__Consigne__
Relevez dans les items toutes les lignes qui contiennent la chaîne « slider », puis recopiez-les.

Entrées d'annotation spatiale:

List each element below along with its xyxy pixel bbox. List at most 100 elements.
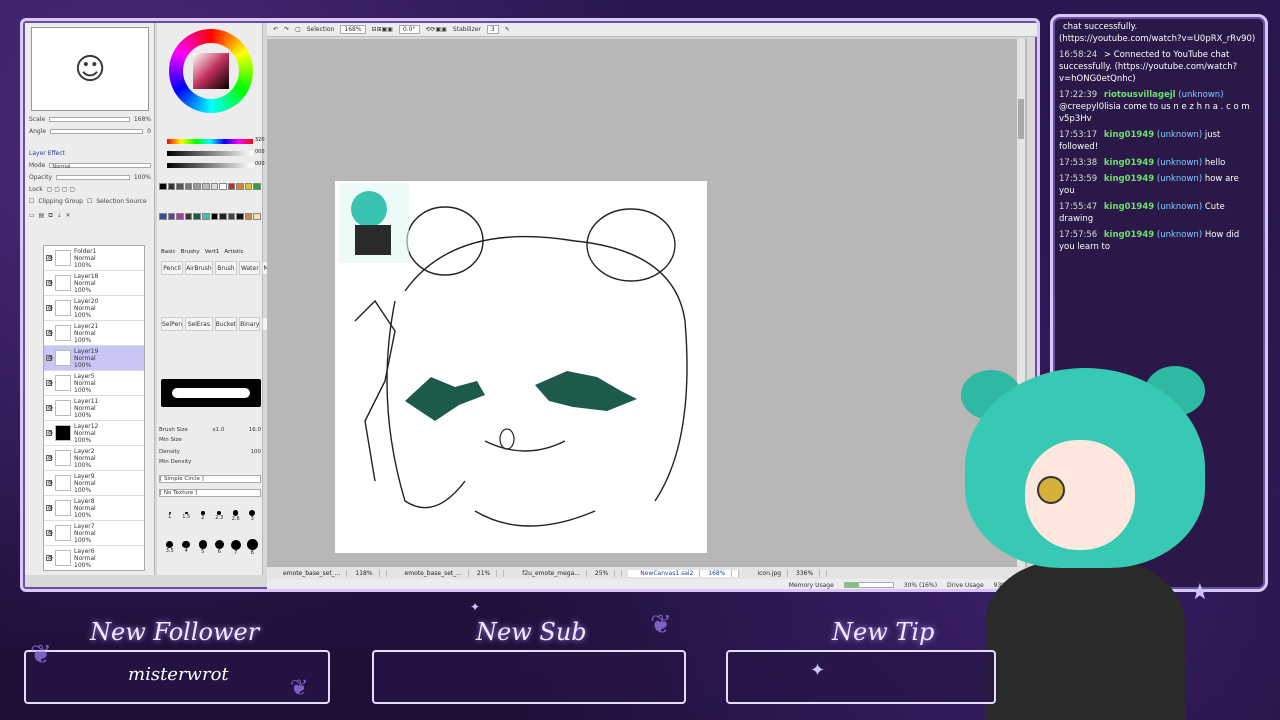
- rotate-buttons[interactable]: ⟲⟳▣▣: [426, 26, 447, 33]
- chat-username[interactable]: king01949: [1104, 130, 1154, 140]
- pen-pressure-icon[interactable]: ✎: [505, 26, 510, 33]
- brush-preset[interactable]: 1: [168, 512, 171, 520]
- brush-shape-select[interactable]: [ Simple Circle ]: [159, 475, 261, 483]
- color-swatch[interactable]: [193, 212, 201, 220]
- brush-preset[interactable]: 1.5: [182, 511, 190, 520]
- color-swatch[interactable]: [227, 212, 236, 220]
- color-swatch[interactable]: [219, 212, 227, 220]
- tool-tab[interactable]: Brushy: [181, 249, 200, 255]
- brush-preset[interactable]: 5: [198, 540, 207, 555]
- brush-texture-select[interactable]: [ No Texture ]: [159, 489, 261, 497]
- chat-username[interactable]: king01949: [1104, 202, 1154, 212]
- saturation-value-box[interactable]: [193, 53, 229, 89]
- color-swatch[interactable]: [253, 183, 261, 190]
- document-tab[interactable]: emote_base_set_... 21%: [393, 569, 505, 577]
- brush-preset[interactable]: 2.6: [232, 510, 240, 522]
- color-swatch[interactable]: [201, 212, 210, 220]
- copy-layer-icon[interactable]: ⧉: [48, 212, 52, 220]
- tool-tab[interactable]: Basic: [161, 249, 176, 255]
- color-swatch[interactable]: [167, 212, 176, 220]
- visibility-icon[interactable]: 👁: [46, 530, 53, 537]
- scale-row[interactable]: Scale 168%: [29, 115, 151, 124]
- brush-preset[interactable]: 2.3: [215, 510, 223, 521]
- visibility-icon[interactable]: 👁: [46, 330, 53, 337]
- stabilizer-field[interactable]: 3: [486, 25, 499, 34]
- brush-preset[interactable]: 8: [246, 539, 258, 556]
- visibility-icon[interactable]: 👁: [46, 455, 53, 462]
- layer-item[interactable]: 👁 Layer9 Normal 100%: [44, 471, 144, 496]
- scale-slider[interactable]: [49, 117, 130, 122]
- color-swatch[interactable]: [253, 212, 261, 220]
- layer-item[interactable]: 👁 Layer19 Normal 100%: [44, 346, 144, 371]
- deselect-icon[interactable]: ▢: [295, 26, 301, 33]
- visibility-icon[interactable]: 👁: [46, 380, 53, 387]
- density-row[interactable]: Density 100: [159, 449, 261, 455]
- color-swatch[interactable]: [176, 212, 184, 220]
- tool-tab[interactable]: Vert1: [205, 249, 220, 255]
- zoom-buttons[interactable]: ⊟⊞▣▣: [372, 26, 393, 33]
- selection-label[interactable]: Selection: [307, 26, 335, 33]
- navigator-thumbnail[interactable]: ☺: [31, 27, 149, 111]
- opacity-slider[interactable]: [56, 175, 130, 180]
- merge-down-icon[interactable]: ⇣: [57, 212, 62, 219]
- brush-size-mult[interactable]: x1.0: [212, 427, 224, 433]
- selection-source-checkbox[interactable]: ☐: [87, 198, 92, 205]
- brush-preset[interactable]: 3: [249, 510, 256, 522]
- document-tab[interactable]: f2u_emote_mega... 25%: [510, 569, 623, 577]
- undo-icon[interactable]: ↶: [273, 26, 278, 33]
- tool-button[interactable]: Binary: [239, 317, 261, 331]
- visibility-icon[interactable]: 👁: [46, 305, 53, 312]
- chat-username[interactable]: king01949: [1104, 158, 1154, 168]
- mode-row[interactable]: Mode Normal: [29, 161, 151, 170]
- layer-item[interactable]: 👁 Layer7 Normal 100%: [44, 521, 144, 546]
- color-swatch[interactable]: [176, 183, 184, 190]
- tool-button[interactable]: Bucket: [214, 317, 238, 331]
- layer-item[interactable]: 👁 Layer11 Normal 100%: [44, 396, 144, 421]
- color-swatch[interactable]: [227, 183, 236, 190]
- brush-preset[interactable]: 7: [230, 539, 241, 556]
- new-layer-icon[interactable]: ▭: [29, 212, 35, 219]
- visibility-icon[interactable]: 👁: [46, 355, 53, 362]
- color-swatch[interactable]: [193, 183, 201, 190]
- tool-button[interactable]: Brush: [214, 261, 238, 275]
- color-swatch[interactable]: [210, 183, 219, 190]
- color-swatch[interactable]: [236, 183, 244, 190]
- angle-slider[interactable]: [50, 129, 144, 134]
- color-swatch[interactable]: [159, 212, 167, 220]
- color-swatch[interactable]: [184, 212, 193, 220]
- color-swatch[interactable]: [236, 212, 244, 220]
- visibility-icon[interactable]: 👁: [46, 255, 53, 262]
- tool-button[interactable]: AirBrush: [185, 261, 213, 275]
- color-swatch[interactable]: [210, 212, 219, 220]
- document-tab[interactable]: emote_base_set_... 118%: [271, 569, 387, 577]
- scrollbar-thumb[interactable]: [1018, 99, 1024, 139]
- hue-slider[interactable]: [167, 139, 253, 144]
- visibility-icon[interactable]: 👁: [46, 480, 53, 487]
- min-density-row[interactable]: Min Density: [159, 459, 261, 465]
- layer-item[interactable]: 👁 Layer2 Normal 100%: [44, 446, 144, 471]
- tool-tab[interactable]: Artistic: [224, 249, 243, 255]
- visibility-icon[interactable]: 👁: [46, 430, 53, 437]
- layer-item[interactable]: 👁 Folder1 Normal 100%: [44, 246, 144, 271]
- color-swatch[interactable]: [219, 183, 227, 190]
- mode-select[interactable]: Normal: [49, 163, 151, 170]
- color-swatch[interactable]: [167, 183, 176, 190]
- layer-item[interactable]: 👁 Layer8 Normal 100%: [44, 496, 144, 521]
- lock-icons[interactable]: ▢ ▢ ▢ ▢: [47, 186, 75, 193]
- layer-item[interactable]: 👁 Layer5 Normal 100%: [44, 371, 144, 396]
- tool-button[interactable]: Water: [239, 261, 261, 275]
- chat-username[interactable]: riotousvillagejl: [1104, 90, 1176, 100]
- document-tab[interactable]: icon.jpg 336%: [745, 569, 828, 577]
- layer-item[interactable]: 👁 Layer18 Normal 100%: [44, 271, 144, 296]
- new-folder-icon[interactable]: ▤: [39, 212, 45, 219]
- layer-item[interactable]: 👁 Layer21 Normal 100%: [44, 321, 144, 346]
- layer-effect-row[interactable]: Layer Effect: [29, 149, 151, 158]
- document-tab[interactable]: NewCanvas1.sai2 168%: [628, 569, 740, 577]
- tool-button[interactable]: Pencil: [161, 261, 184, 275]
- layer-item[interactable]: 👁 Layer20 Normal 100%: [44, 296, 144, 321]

__Réponse__
- scale-slider[interactable]: [49, 117, 130, 122]
- opacity-slider[interactable]: [56, 175, 130, 180]
- angle-slider[interactable]: [50, 129, 144, 134]
- hue-slider[interactable]: [167, 139, 253, 144]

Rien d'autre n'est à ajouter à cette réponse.